───── DATASET EXCERPTS ─────
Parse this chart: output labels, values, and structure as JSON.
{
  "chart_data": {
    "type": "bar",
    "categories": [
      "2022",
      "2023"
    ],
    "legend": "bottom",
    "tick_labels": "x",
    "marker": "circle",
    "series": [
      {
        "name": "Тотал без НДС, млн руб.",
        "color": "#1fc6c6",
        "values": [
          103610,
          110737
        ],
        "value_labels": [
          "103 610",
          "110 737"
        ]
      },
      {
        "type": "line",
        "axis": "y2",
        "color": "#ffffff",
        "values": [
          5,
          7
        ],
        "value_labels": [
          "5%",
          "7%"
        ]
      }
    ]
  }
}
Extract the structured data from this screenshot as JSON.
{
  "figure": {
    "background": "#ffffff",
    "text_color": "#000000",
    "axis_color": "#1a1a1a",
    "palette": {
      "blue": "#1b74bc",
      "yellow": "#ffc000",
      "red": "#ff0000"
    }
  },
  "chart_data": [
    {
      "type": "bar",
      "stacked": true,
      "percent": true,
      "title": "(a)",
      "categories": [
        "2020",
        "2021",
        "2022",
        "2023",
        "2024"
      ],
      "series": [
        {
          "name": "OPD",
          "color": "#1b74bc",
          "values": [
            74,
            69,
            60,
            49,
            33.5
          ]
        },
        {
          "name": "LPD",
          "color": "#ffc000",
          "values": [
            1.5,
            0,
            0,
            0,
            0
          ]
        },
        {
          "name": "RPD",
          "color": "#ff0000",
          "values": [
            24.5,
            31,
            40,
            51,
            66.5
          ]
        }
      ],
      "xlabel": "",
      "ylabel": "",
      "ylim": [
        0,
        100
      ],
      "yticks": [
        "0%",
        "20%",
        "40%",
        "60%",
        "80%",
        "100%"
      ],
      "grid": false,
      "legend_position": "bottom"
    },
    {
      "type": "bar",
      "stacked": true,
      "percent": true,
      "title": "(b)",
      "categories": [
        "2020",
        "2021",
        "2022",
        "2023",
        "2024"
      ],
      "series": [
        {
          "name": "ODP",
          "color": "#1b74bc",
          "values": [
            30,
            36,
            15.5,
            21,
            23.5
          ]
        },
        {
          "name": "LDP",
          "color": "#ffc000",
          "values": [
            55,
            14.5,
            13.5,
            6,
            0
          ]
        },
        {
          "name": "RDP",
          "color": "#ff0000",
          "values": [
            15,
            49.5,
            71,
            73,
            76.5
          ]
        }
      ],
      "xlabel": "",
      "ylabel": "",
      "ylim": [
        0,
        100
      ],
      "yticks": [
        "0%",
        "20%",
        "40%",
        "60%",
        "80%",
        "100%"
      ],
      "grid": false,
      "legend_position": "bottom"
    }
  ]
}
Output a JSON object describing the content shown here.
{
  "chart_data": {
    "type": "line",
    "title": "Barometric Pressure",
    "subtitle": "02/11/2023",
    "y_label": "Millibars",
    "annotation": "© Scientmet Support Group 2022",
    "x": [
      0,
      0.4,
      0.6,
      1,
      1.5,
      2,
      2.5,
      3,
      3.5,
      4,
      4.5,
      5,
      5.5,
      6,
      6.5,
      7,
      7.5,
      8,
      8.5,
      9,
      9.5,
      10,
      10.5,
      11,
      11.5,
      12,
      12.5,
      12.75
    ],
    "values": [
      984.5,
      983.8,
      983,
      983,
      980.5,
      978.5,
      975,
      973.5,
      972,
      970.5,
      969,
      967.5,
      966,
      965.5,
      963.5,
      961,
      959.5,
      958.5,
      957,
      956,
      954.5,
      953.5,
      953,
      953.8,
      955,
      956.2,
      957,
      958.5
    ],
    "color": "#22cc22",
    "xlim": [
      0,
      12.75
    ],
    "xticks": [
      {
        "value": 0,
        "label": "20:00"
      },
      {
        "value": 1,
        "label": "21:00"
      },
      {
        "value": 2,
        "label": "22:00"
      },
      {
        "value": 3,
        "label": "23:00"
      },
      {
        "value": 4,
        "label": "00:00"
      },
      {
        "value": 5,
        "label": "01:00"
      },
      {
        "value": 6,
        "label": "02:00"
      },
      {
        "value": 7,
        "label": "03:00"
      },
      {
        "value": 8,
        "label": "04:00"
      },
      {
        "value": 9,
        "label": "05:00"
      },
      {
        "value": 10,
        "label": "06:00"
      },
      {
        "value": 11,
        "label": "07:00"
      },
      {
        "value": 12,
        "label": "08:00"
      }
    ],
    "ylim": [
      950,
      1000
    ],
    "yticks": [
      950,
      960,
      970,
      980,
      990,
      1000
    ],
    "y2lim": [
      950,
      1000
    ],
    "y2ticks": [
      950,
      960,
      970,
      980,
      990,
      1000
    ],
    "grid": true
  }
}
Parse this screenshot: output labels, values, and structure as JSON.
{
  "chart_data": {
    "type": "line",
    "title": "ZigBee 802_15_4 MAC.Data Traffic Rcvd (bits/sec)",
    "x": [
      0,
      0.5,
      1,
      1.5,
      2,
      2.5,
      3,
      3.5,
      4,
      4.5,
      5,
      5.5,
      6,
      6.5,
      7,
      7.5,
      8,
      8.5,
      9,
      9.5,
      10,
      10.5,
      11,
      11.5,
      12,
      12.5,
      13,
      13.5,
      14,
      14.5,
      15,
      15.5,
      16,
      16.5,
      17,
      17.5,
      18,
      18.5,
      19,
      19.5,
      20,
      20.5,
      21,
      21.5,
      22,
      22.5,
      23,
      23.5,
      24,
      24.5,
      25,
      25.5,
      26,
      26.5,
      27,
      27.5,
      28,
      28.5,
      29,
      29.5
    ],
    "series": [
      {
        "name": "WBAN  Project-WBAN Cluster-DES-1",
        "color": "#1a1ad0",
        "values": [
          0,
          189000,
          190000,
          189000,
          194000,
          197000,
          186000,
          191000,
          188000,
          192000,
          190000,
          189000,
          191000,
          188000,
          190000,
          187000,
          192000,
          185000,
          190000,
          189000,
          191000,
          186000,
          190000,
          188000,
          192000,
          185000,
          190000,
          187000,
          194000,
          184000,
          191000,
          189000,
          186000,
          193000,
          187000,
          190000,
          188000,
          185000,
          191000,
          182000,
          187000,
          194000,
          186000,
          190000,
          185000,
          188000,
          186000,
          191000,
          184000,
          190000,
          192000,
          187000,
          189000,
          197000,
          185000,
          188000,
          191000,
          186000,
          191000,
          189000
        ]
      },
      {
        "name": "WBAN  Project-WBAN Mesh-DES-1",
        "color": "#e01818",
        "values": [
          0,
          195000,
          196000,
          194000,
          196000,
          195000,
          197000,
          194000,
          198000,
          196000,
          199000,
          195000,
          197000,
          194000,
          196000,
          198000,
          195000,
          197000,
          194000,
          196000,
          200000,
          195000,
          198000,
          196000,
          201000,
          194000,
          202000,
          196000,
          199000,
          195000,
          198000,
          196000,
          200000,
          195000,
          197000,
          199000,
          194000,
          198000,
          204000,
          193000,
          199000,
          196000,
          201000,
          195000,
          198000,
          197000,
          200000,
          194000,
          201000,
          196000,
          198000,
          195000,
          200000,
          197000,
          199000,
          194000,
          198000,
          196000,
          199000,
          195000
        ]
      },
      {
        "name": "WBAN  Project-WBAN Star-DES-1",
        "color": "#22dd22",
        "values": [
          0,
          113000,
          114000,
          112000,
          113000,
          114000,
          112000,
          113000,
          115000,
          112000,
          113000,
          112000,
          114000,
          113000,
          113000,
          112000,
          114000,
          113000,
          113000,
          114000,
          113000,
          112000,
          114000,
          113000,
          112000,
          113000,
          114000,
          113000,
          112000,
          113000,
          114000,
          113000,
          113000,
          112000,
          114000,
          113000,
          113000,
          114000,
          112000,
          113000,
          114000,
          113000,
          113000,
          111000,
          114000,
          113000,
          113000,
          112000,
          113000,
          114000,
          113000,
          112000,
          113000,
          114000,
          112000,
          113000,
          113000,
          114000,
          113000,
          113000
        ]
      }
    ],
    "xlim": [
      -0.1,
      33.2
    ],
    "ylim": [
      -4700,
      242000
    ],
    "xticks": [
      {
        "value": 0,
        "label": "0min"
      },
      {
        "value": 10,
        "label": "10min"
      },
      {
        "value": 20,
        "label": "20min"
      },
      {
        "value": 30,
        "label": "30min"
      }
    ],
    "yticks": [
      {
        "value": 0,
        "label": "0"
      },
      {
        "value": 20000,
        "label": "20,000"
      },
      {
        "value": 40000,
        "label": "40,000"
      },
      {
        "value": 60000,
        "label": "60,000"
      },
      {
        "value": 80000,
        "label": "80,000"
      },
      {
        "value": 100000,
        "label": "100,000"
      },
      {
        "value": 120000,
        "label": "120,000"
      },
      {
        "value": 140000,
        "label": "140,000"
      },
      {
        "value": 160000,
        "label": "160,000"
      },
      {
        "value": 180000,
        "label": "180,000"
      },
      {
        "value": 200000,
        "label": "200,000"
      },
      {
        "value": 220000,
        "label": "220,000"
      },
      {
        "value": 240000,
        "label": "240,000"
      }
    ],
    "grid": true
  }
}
─────
*PROBLEM TO WORK ON*
Go through the data and gather every line that holds "Project".

*ANSWER TO THE EXERCISE*
        "name": "WBAN  Project-WBAN Cluster-DES-1",
        "name": "WBAN  Project-WBAN Mesh-DES-1",
        "name": "WBAN  Project-WBAN Star-DES-1",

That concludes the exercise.